**GIVEN EXERCISE:** Your task is to filter the data below down to the lines holding "JSON".

[Dataset listings of figures]

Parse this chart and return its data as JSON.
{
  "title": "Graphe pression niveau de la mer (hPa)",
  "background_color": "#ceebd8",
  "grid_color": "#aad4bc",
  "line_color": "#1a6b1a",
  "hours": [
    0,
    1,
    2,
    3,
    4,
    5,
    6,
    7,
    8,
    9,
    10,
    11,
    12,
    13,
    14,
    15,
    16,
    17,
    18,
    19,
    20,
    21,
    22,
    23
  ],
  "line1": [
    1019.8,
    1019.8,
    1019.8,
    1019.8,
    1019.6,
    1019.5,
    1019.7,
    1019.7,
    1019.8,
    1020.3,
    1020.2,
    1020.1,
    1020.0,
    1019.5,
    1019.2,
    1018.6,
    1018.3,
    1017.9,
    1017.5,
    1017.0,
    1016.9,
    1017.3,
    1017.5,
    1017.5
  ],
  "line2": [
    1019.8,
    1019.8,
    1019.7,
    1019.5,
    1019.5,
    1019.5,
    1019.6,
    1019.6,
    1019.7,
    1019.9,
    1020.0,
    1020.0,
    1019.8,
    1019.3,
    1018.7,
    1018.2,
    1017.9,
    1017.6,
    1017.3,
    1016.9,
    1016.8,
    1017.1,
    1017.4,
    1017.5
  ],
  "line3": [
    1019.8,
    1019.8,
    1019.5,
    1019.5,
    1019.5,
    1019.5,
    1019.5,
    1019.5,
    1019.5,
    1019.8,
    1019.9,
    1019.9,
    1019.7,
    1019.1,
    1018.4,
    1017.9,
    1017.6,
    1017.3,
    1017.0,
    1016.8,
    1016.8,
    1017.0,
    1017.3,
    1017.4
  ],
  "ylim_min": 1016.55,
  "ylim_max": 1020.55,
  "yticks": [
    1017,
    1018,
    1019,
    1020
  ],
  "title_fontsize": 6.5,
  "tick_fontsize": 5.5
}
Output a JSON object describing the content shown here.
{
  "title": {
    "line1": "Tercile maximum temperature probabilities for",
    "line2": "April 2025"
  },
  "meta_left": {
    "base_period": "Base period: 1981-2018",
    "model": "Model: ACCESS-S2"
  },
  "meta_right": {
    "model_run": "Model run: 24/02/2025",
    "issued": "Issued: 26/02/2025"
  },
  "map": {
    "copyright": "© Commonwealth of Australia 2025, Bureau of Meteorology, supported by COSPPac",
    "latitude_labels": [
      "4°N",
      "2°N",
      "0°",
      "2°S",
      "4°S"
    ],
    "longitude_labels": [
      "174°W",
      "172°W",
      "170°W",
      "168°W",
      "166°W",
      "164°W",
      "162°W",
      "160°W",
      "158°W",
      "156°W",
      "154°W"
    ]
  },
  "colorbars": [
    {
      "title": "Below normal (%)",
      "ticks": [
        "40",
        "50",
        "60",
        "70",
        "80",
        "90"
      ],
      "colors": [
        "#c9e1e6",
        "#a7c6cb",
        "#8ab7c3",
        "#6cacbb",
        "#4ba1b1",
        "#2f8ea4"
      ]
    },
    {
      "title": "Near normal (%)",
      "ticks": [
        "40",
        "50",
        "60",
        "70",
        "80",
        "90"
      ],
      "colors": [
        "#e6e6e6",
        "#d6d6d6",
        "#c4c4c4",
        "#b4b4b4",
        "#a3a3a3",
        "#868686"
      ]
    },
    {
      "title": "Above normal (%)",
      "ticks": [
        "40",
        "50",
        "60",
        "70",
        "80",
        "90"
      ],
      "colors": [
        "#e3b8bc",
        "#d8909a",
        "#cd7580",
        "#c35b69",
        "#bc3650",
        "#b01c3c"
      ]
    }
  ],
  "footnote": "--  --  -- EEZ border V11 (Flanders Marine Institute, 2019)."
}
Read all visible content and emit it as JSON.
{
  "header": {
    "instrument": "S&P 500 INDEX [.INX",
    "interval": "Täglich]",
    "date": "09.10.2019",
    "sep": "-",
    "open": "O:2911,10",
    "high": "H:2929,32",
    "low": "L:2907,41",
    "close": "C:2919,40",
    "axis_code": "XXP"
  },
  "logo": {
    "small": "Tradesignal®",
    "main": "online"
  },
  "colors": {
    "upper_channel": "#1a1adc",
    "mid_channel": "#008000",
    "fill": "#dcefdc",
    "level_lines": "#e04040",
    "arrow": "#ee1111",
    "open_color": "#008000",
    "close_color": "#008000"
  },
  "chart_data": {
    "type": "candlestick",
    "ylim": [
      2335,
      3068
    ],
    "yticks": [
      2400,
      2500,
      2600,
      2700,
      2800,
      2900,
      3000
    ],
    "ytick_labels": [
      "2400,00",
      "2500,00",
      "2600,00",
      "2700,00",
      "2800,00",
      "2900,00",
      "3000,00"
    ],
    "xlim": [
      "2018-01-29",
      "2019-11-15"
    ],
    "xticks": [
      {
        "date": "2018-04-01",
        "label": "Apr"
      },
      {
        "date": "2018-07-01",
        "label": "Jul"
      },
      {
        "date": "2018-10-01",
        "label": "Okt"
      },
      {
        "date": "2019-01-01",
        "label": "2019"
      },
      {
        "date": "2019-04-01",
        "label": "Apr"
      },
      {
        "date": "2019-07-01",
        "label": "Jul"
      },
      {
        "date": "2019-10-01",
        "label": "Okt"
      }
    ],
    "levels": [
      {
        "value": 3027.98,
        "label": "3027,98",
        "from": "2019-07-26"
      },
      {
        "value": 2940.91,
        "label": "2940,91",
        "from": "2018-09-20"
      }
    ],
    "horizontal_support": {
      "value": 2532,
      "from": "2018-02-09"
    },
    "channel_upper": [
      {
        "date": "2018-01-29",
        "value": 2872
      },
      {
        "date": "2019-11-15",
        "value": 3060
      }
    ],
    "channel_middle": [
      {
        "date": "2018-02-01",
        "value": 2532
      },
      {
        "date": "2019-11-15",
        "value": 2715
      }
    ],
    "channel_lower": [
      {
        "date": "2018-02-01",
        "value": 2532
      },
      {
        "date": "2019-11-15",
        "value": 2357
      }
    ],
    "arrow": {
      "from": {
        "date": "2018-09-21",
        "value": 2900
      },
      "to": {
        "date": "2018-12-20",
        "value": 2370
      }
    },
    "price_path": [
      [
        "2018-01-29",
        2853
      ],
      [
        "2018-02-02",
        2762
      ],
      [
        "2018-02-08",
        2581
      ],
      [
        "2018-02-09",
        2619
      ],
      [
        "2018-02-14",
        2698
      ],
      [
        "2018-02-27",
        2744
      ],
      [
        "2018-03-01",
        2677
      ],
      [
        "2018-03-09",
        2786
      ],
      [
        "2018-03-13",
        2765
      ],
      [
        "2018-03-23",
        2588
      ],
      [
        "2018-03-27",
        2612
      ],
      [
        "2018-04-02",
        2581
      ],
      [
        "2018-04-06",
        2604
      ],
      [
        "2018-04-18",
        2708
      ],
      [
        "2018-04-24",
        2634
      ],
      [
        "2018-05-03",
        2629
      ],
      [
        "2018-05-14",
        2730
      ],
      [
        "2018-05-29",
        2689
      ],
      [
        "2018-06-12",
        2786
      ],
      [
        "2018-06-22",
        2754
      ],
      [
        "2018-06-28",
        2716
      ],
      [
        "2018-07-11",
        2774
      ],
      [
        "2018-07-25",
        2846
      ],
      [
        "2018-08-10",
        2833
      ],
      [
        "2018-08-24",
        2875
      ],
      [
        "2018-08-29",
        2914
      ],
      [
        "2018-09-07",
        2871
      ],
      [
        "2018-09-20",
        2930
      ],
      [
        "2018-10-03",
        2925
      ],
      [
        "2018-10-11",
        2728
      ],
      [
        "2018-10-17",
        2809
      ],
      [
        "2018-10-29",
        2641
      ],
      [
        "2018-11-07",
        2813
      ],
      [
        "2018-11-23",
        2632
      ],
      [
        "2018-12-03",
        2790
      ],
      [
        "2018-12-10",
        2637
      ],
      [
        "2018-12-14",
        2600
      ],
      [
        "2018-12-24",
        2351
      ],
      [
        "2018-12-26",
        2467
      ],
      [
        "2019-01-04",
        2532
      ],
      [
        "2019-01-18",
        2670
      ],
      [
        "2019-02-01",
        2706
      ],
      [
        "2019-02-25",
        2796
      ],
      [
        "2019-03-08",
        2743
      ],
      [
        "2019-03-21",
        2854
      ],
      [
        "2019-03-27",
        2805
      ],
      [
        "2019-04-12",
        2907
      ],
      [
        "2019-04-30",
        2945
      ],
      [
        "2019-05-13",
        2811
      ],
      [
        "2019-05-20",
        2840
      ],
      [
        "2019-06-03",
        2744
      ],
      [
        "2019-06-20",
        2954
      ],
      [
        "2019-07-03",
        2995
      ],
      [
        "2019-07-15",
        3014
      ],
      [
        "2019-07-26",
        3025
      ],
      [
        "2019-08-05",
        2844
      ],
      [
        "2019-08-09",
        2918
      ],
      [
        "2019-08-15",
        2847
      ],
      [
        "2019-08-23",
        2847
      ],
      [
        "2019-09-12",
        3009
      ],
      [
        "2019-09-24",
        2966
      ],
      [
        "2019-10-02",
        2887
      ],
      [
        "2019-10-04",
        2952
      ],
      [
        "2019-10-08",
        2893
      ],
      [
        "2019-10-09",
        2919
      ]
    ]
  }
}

**PROBLEM SOLUTION:**
Parse this chart and return its data as JSON.
Output a JSON object describing the content shown here.
Read all visible content and emit it as JSON.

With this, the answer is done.